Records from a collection
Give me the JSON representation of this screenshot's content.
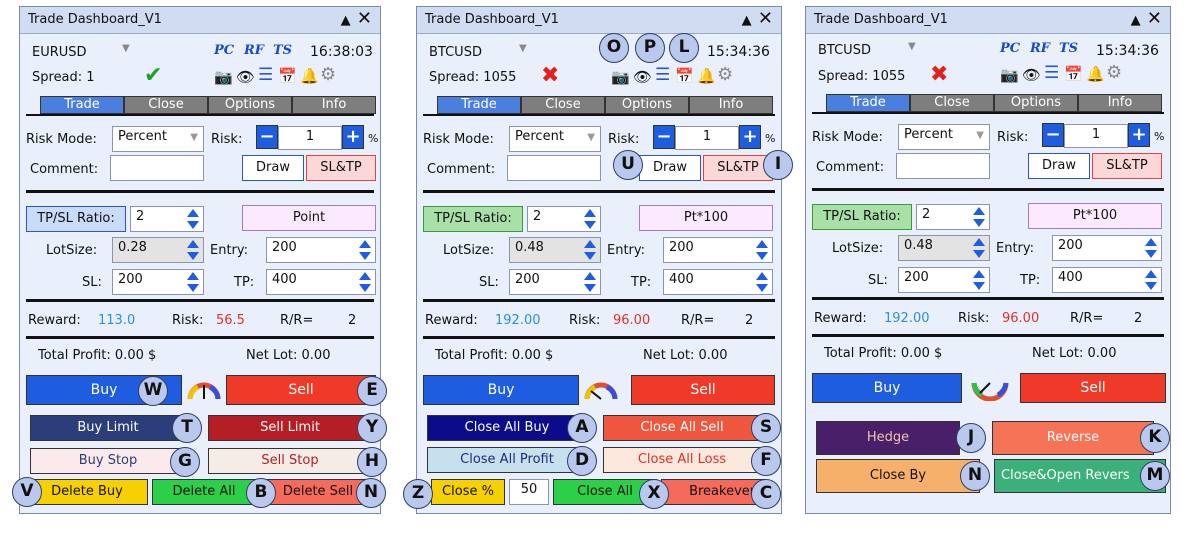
{
  "panels": [
    {
      "title": "Trade Dashboard_V1",
      "symbol": "EURUSD",
      "badges": [
        "PC",
        "RF",
        "TS"
      ],
      "time": "16:38:03",
      "spread": "Spread: 1",
      "spread_status_icon": "check-icon",
      "tabs": [
        "Trade",
        "Close",
        "Options",
        "Info"
      ],
      "risk_mode_label": "Risk Mode:",
      "risk_mode_value": "Percent",
      "risk_label": "Risk:",
      "risk_value": "1",
      "risk_unit": "%",
      "comment_label": "Comment:",
      "draw_label": "Draw",
      "sltp_label": "SL&TP",
      "ratio_label": "TP/SL Ratio:",
      "ratio_value": "2",
      "point_label": "Point",
      "lotsize_label": "LotSize:",
      "lotsize_value": "0.28",
      "entry_label": "Entry:",
      "entry_value": "200",
      "sl_label": "SL:",
      "sl_value": "200",
      "tp_label": "TP:",
      "tp_value": "400",
      "reward_label": "Reward:",
      "reward_value": "113.0",
      "risk2_label": "Risk:",
      "risk2_value": "56.5",
      "rr_label": "R/R=",
      "rr_value": "2",
      "total_profit": "Total Profit:  0.00 $",
      "net_lot": "Net Lot:  0.00",
      "buy_label": "Buy",
      "sell_label": "Sell",
      "row1": [
        "Buy Limit",
        "Sell Limit"
      ],
      "row2": [
        "Buy Stop",
        "Sell Stop"
      ],
      "row3": [
        "Delete Buy",
        "Delete All",
        "Delete Sell"
      ],
      "markers": [
        "W",
        "E",
        "T",
        "Y",
        "G",
        "H",
        "V",
        "B",
        "N"
      ]
    },
    {
      "title": "Trade Dashboard_V1",
      "symbol": "BTCUSD",
      "time": "15:34:36",
      "spread": "Spread: 1055",
      "spread_status_icon": "cross-icon",
      "tabs": [
        "Trade",
        "Close",
        "Options",
        "Info"
      ],
      "risk_mode_label": "Risk Mode:",
      "risk_mode_value": "Percent",
      "risk_label": "Risk:",
      "risk_value": "1",
      "risk_unit": "%",
      "comment_label": "Comment:",
      "draw_label": "Draw",
      "sltp_label": "SL&TP",
      "ratio_label": "TP/SL Ratio:",
      "ratio_value": "2",
      "point_label": "Pt*100",
      "lotsize_label": "LotSize:",
      "lotsize_value": "0.48",
      "entry_label": "Entry:",
      "entry_value": "200",
      "sl_label": "SL:",
      "sl_value": "200",
      "tp_label": "TP:",
      "tp_value": "400",
      "reward_label": "Reward:",
      "reward_value": "192.00",
      "risk2_label": "Risk:",
      "risk2_value": "96.00",
      "rr_label": "R/R=",
      "rr_value": "2",
      "total_profit": "Total Profit:  0.00 $",
      "net_lot": "Net Lot:  0.00",
      "buy_label": "Buy",
      "sell_label": "Sell",
      "row1": [
        "Close All Buy",
        "Close All Sell"
      ],
      "row2": [
        "Close All Profit",
        "Close All Loss"
      ],
      "row3": [
        "Close %",
        "50",
        "Close All",
        "Breakeven"
      ],
      "markers": [
        "O",
        "P",
        "L",
        "U",
        "I",
        "A",
        "S",
        "D",
        "F",
        "Z",
        "X",
        "C"
      ]
    },
    {
      "title": "Trade Dashboard_V1",
      "symbol": "BTCUSD",
      "badges": [
        "PC",
        "RF",
        "TS"
      ],
      "time": "15:34:36",
      "spread": "Spread: 1055",
      "spread_status_icon": "cross-icon",
      "tabs": [
        "Trade",
        "Close",
        "Options",
        "Info"
      ],
      "risk_mode_label": "Risk Mode:",
      "risk_mode_value": "Percent",
      "risk_label": "Risk:",
      "risk_value": "1",
      "risk_unit": "%",
      "comment_label": "Comment:",
      "draw_label": "Draw",
      "sltp_label": "SL&TP",
      "ratio_label": "TP/SL Ratio:",
      "ratio_value": "2",
      "point_label": "Pt*100",
      "lotsize_label": "LotSize:",
      "lotsize_value": "0.48",
      "entry_label": "Entry:",
      "entry_value": "200",
      "sl_label": "SL:",
      "sl_value": "200",
      "tp_label": "TP:",
      "tp_value": "400",
      "reward_label": "Reward:",
      "reward_value": "192.00",
      "risk2_label": "Risk:",
      "risk2_value": "96.00",
      "rr_label": "R/R=",
      "rr_value": "2",
      "total_profit": "Total Profit:  0.00 $",
      "net_lot": "Net Lot:  0.00",
      "buy_label": "Buy",
      "sell_label": "Sell",
      "row1": [
        "Hedge",
        "Reverse"
      ],
      "row2": [
        "Close By",
        "Close&Open Revers"
      ],
      "markers": [
        "J",
        "K",
        "N",
        "M"
      ]
    }
  ],
  "window_controls": {
    "collapse": "▲",
    "close": "✕"
  },
  "icons": [
    "camera-icon",
    "eye-icon",
    "list-icon",
    "calendar-icon",
    "bell-icon",
    "gear-icon",
    "dropdown-arrow-icon",
    "spinner-icon",
    "gauge-icon"
  ],
  "colors": {
    "buy": "#1f5de0",
    "sell": "#ef3a2a",
    "tab_active": "#4a7fe0",
    "tab_inactive": "#7e7e7e",
    "reward": "#2c8fe0",
    "risk": "#e0302a",
    "badge": "#1a49c8"
  }
}
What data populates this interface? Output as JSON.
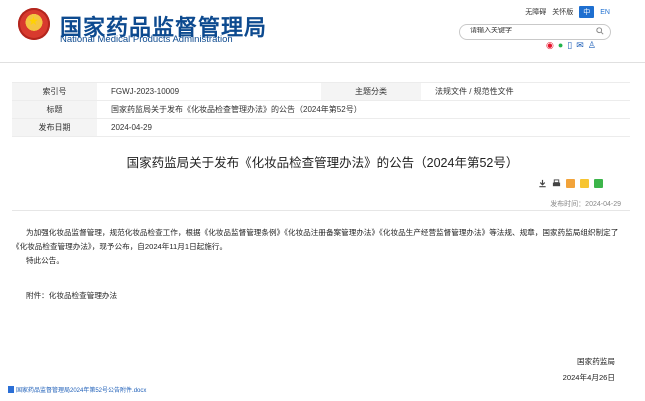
{
  "header": {
    "title_cn": "国家药品监督管理局",
    "title_en": "National Medical Products Administration",
    "nav": {
      "accessible": "无障碍",
      "care": "关怀版",
      "lang_zh": "中",
      "lang_en": "EN"
    },
    "search_placeholder": "请输入关键字"
  },
  "meta": {
    "index_label": "索引号",
    "index_value": "FGWJ-2023-10009",
    "category_label": "主题分类",
    "category_value": "法规文件 / 规范性文件",
    "title_label": "标题",
    "title_value": "国家药监局关于发布《化妆品检查管理办法》的公告（2024年第52号）",
    "date_label": "发布日期",
    "date_value": "2024-04-29"
  },
  "article": {
    "title": "国家药监局关于发布《化妆品检查管理办法》的公告（2024年第52号）",
    "pubtime": "发布时间：2024-04-29",
    "paragraph1": "为加强化妆品监督管理，规范化妆品检查工作，根据《化妆品监督管理条例》《化妆品注册备案管理办法》《化妆品生产经营监督管理办法》等法规、规章，国家药监局组织制定了《化妆品检查管理办法》，现予公布，自2024年11月1日起施行。",
    "paragraph2": "特此公告。",
    "attachment": "附件：化妆品检查管理办法",
    "signer": "国家药监局",
    "sign_date": "2024年4月26日",
    "file_link": "国家药品监督管理局2024年第52号公告附件.docx"
  },
  "colors": {
    "brand_blue": "#0d4a8f",
    "link_blue": "#1e5fb8"
  }
}
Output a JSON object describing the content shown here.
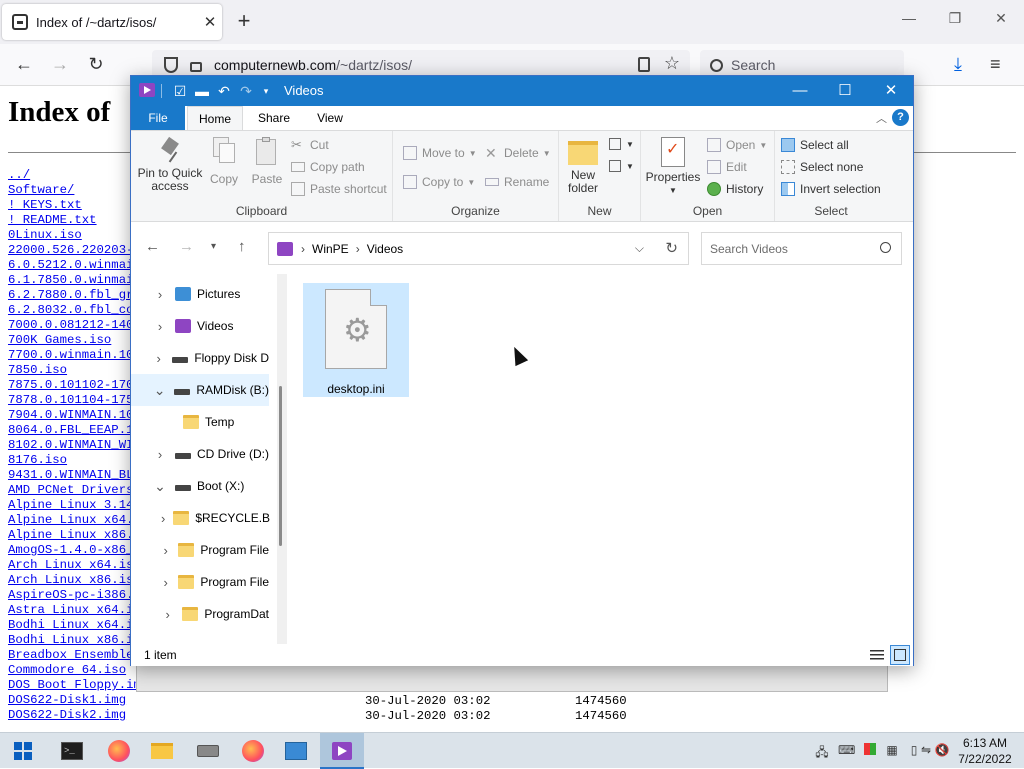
{
  "browser": {
    "tab_title": "Index of /~dartz/isos/",
    "url_host": "computernewb.com",
    "url_path": "/~dartz/isos/",
    "search_placeholder": "Search",
    "close_symbol": "✕",
    "new_tab_symbol": "+"
  },
  "page": {
    "heading": "Index of",
    "files": [
      "../",
      "Software/",
      "! KEYS.txt",
      "! README.txt",
      "0Linux.iso",
      "22000.526.220203-1",
      "6.0.5212.0.winmain",
      "6.1.7850.0.winmain",
      "6.2.7880.0.fbl_gr",
      "6.2.8032.0.fbl_co",
      "7000.0.081212-140",
      "700K Games.iso",
      "7700.0.winmain.100",
      "7850.iso",
      "7875.0.101102-170",
      "7878.0.101104-175",
      "7904.0.WINMAIN.101",
      "8064.0.FBL_EEAP.1",
      "8102.0.WINMAIN_WI",
      "8176.iso",
      "9431.0.WINMAIN_BL",
      "AMD PCNet Drivers",
      "Alpine Linux 3.14",
      "Alpine Linux x64.",
      "Alpine Linux x86.",
      "AmogOS-1.4.0-x86_",
      "Arch Linux x64.iso",
      "Arch Linux x86.iso",
      "AspireOS-pc-i386.",
      "Astra Linux x64.is",
      "Bodhi Linux x64.is",
      "Bodhi Linux x86.is",
      "Breadbox Ensemble",
      "Commodore 64.iso",
      "DOS Boot Floppy.im",
      "DOS622-Disk1.img",
      "DOS622-Disk2.img"
    ],
    "row1_date": "30-Jul-2020 03:02",
    "row1_size": "1474560",
    "row2_date": "30-Jul-2020 03:02",
    "row2_size": "1474560"
  },
  "explorer": {
    "title": "Videos",
    "tabs": {
      "file": "File",
      "home": "Home",
      "share": "Share",
      "view": "View"
    },
    "ribbon": {
      "clipboard": {
        "label": "Clipboard",
        "pin": "Pin to Quick access",
        "copy": "Copy",
        "paste": "Paste",
        "cut": "Cut",
        "copy_path": "Copy path",
        "paste_shortcut": "Paste shortcut"
      },
      "organize": {
        "label": "Organize",
        "move_to": "Move to",
        "copy_to": "Copy to",
        "delete": "Delete",
        "rename": "Rename"
      },
      "new": {
        "label": "New",
        "new_folder": "New folder"
      },
      "open": {
        "label": "Open",
        "properties": "Properties",
        "open": "Open",
        "edit": "Edit",
        "history": "History"
      },
      "select": {
        "label": "Select",
        "select_all": "Select all",
        "select_none": "Select none",
        "invert": "Invert selection"
      }
    },
    "address": {
      "crumb1": "WinPE",
      "crumb2": "Videos"
    },
    "search_placeholder": "Search Videos",
    "nav": [
      {
        "label": "Pictures",
        "icon": "pictures-icon",
        "expanded": false
      },
      {
        "label": "Videos",
        "icon": "videos-icon",
        "expanded": false
      },
      {
        "label": "Floppy Disk D",
        "icon": "floppy-drive-icon",
        "expanded": false
      },
      {
        "label": "RAMDisk (B:)",
        "icon": "drive-icon",
        "expanded": true
      },
      {
        "label": "Temp",
        "icon": "folder-icon",
        "expanded": false
      },
      {
        "label": "CD Drive (D:)",
        "icon": "cd-drive-icon",
        "expanded": false
      },
      {
        "label": "Boot (X:)",
        "icon": "drive-icon",
        "expanded": true
      },
      {
        "label": "$RECYCLE.B",
        "icon": "folder-icon",
        "expanded": false
      },
      {
        "label": "Program File",
        "icon": "folder-icon",
        "expanded": false
      },
      {
        "label": "Program File",
        "icon": "folder-icon",
        "expanded": false
      },
      {
        "label": "ProgramDat",
        "icon": "folder-icon",
        "expanded": false
      }
    ],
    "files": [
      {
        "name": "desktop.ini",
        "icon": "settings-file-icon"
      }
    ],
    "status": "1 item"
  },
  "taskbar": {
    "time": "6:13 AM",
    "date": "7/22/2022"
  }
}
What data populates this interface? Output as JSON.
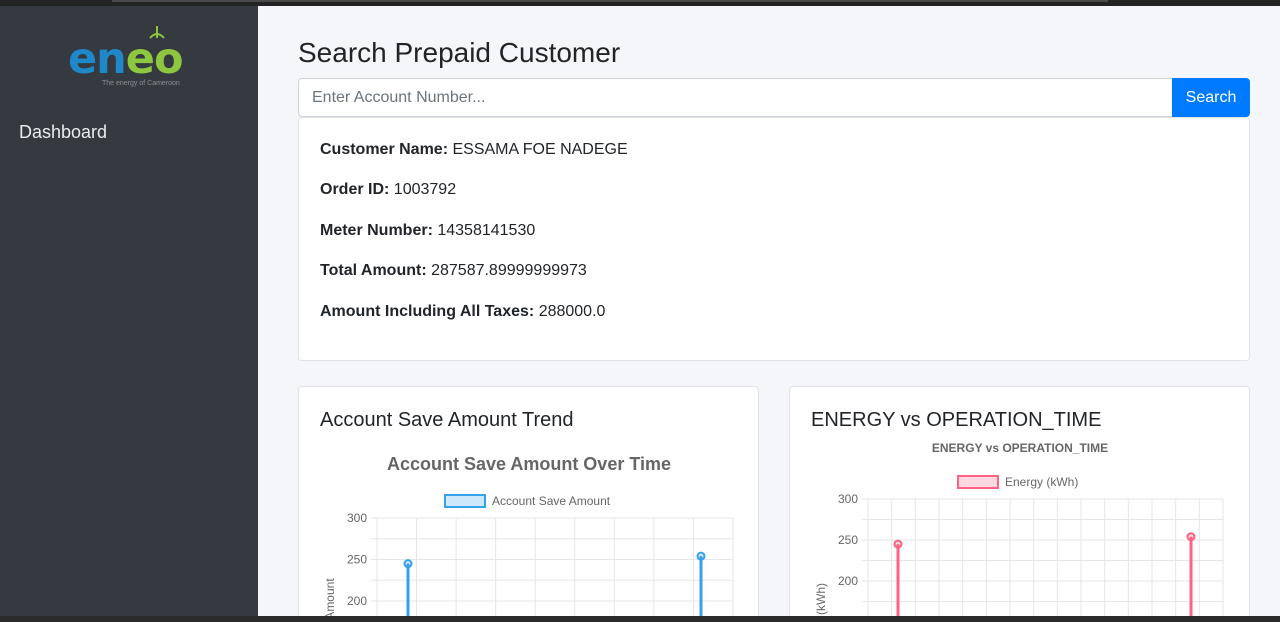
{
  "sidebar": {
    "logo": {
      "text": "eneo",
      "tagline": "The energy of Cameroon"
    },
    "items": [
      {
        "label": "Dashboard"
      }
    ]
  },
  "main": {
    "title": "Search Prepaid Customer",
    "search": {
      "placeholder": "Enter Account Number...",
      "button_label": "Search"
    },
    "customer": {
      "name_label": "Customer Name:",
      "name_value": "ESSAMA FOE NADEGE",
      "order_label": "Order ID:",
      "order_value": "1003792",
      "meter_label": "Meter Number:",
      "meter_value": "14358141530",
      "total_label": "Total Amount:",
      "total_value": "287587.89999999973",
      "taxes_label": "Amount Including All Taxes:",
      "taxes_value": "288000.0"
    },
    "cards": [
      {
        "title": "Account Save Amount Trend"
      },
      {
        "title": "ENERGY vs OPERATION_TIME"
      }
    ]
  },
  "colors": {
    "sidebar": "#343a40",
    "accent": "#007bff",
    "series_blue": "#36a2eb",
    "series_pink": "#ff6384"
  },
  "chart_data": [
    {
      "type": "line",
      "title": "Account Save Amount Over Time",
      "ylabel": "Amount",
      "legend": "top",
      "series": [
        {
          "name": "Account Save Amount"
        }
      ],
      "y_ticks": [
        300,
        250,
        200
      ],
      "ylim": [
        200,
        300
      ],
      "grid": true,
      "visible_peaks": [
        245,
        254
      ]
    },
    {
      "type": "line",
      "title": "ENERGY vs OPERATION_TIME",
      "ylabel": "(kWh)",
      "legend": "top",
      "series": [
        {
          "name": "Energy (kWh)"
        }
      ],
      "y_ticks": [
        300,
        250,
        200
      ],
      "ylim": [
        150,
        300
      ],
      "grid": true,
      "visible_peaks": [
        245,
        254
      ]
    }
  ]
}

Task instructions: Select every line of the records holding the string "Amount".

Solution for this task:
      "total_label": "Total Amount:",
      "taxes_label": "Amount Including All Taxes:",
        "title": "Account Save Amount Trend"
      "title": "Account Save Amount Over Time",
      "ylabel": "Amount",
          "name": "Account Save Amount"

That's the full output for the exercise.